- [Exercise aim]
Put each line of the material below into a Markdown table with two columns, Row for the row number and Line for the line itself, skipping any blank lines. Leave the pictures out.

- [Dataset records]
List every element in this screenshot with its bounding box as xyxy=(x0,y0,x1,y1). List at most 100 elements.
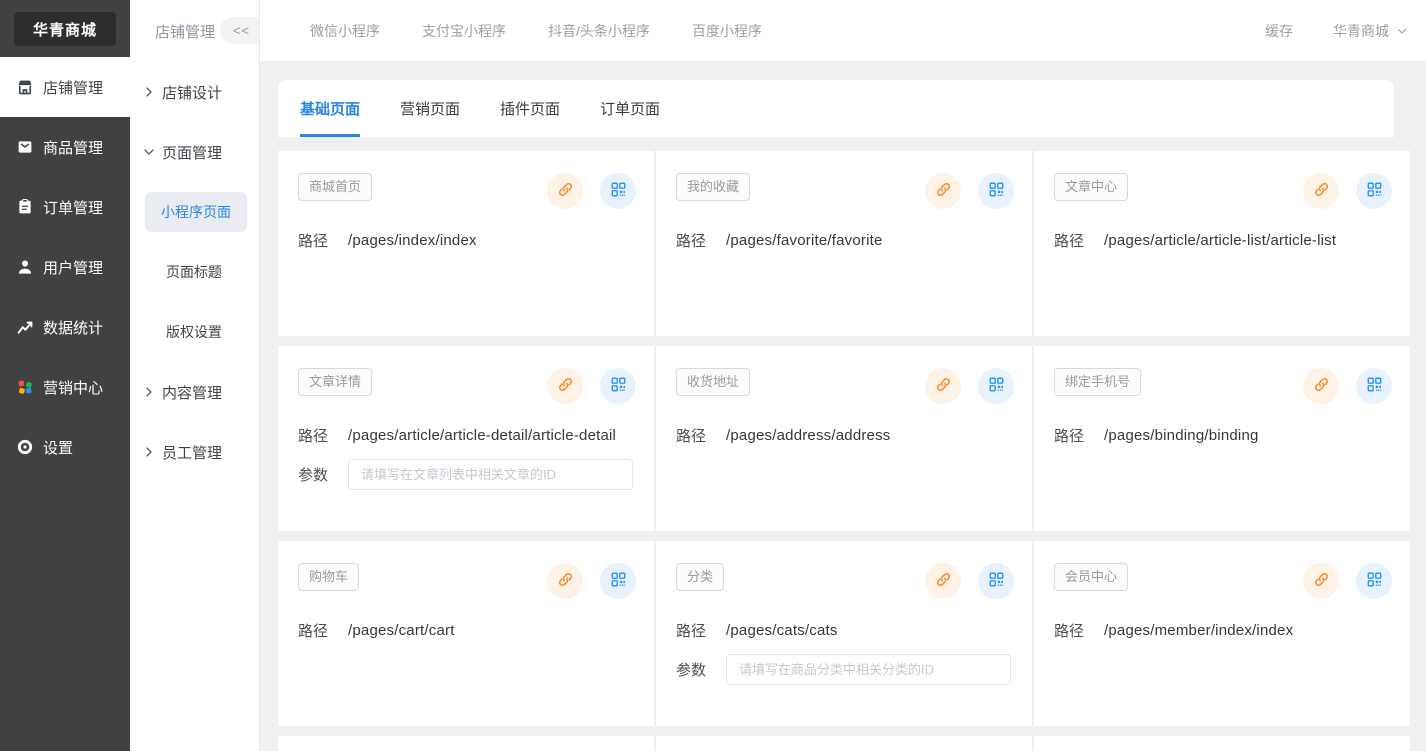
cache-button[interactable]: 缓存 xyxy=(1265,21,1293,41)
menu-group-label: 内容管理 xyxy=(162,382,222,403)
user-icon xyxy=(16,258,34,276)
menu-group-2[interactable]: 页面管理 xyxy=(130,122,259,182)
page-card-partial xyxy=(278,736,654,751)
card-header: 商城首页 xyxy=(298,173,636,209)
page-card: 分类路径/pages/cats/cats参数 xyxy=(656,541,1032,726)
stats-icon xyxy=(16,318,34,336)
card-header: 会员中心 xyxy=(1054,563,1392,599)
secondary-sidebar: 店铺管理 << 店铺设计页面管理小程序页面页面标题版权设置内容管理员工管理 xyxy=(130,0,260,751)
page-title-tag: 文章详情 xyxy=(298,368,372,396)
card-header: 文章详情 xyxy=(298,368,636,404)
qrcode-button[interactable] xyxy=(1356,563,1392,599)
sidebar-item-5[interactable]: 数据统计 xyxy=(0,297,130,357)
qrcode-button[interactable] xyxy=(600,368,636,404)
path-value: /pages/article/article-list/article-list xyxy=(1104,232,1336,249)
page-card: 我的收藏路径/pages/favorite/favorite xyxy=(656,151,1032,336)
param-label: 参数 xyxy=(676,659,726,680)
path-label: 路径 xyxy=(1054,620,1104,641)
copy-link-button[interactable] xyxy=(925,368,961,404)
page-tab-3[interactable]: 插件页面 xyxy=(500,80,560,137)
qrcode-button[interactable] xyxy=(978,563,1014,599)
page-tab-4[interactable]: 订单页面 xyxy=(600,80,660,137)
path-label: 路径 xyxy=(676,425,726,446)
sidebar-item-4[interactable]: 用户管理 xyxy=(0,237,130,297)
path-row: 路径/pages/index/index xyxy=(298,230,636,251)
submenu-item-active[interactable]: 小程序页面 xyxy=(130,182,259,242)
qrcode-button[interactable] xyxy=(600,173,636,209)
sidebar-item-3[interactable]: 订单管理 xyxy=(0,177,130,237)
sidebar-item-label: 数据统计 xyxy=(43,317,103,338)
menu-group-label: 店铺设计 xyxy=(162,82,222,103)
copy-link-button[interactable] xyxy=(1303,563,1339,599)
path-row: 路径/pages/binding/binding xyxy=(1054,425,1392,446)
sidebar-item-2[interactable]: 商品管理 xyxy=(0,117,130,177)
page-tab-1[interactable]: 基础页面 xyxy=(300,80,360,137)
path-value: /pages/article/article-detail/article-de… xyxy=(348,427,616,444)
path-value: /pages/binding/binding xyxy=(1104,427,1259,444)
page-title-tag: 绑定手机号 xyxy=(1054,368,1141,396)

- [Response to the task]
| Row | Line |
|---|---|
| 1 | List every element in this screenshot with its bounding box as xyxy=(x0,y0,x1,y1). List at most 100 elements. |
| 2 | cache-button[interactable]: 缓存 xyxy=(1265,21,1293,41) |
| 3 | menu-group-label: 内容管理 xyxy=(162,382,222,403) |
| 4 | user-icon xyxy=(16,258,34,276) |
| 5 | menu-group-2[interactable]: 页面管理 xyxy=(130,122,259,182) |
| 6 | page-card-partial xyxy=(278,736,654,751) |
| 7 | card-header: 商城首页 xyxy=(298,173,636,209) |
| 8 | page-card: 分类路径/pages/cats/cats参数 xyxy=(656,541,1032,726) |
| 9 | stats-icon xyxy=(16,318,34,336) |
| 10 | card-header: 会员中心 xyxy=(1054,563,1392,599) |
| 11 | secondary-sidebar: 店铺管理 << 店铺设计页面管理小程序页面页面标题版权设置内容管理员工管理 xyxy=(130,0,260,751) |
| 12 | page-title-tag: 文章详情 xyxy=(298,368,372,396) |
| 13 | card-header: 文章详情 xyxy=(298,368,636,404) |
| 14 | qrcode-button[interactable] xyxy=(1356,563,1392,599) |
| 15 | sidebar-item-5[interactable]: 数据统计 xyxy=(0,297,130,357) |
| 16 | qrcode-button[interactable] xyxy=(600,368,636,404) |
| 17 | path-value: /pages/article/article-list/article-list xyxy=(1104,232,1336,249) |
| 18 | page-card: 我的收藏路径/pages/favorite/favorite xyxy=(656,151,1032,336) |
| 19 | param-label: 参数 xyxy=(676,659,726,680) |
| 20 | path-label: 路径 xyxy=(1054,620,1104,641) |
| 21 | copy-link-button[interactable] xyxy=(925,368,961,404) |
| 22 | page-tab-3[interactable]: 插件页面 xyxy=(500,80,560,137) |
| 23 | qrcode-button[interactable] xyxy=(978,563,1014,599) |
| 24 | page-tab-4[interactable]: 订单页面 xyxy=(600,80,660,137) |
| 25 | path-label: 路径 xyxy=(676,425,726,446) |
| 26 | sidebar-item-4[interactable]: 用户管理 xyxy=(0,237,130,297) |
| 27 | path-row: 路径/pages/index/index xyxy=(298,230,636,251) |
| 28 | submenu-item-active[interactable]: 小程序页面 xyxy=(130,182,259,242) |
| 29 | qrcode-button[interactable] xyxy=(600,173,636,209) |
| 30 | sidebar-item-3[interactable]: 订单管理 xyxy=(0,177,130,237) |
| 31 | sidebar-item-label: 数据统计 xyxy=(43,317,103,338) |
| 32 | menu-group-label: 店铺设计 xyxy=(162,82,222,103) |
| 33 | copy-link-button[interactable] xyxy=(1303,563,1339,599) |
| 34 | path-row: 路径/pages/binding/binding xyxy=(1054,425,1392,446) |
| 35 | sidebar-item-2[interactable]: 商品管理 xyxy=(0,117,130,177) |
| 36 | page-tab-1[interactable]: 基础页面 xyxy=(300,80,360,137) |
| 37 | path-value: /pages/article/article-detail/article-de… xyxy=(348,427,616,444) |
| 38 | path-value: /pages/binding/binding xyxy=(1104,427,1259,444) |
| 39 | page-title-tag: 绑定手机号 xyxy=(1054,368,1141,396) |